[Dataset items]
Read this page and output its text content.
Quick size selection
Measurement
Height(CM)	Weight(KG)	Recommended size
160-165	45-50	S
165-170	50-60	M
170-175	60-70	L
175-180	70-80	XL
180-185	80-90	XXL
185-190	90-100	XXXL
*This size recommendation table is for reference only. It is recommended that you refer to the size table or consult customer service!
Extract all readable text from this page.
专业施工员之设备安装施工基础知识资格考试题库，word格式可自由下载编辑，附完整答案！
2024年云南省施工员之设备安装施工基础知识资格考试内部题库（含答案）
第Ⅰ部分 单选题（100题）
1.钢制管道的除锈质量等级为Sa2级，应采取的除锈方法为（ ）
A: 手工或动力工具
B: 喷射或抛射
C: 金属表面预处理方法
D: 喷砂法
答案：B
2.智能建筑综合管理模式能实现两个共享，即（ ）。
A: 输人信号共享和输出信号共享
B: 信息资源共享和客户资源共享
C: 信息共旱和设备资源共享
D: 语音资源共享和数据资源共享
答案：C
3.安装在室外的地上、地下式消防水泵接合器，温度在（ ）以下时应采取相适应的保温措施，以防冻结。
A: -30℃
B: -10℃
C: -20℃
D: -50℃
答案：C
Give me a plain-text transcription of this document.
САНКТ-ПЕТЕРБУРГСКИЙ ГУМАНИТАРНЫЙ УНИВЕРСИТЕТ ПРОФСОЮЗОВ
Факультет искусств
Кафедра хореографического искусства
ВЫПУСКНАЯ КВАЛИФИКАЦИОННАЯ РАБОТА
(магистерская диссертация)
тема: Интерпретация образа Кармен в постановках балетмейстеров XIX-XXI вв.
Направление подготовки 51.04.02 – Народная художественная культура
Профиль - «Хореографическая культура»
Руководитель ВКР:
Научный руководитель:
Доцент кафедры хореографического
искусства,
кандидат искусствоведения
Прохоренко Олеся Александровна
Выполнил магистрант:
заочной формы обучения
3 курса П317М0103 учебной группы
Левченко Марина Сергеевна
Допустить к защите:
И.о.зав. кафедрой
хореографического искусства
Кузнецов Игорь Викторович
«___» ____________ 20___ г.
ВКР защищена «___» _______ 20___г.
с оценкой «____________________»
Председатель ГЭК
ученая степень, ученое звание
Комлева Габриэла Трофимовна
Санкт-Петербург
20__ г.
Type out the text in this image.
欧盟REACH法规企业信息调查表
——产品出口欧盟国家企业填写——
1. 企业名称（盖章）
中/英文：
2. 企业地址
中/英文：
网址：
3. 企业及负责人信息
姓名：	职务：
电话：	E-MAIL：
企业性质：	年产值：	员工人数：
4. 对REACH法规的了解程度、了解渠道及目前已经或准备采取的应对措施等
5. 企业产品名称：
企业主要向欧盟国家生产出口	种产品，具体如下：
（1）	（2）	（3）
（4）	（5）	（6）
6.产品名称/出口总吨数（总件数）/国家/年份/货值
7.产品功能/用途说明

-- EXERCISE BRIEF --
Copy every line above that holds the word "text".

-- COMPLETED EXERCISE --
Read this page and output its text content.
Extract all readable text from this page.
Give me a plain-text transcription of this document.
Type out the text in this image.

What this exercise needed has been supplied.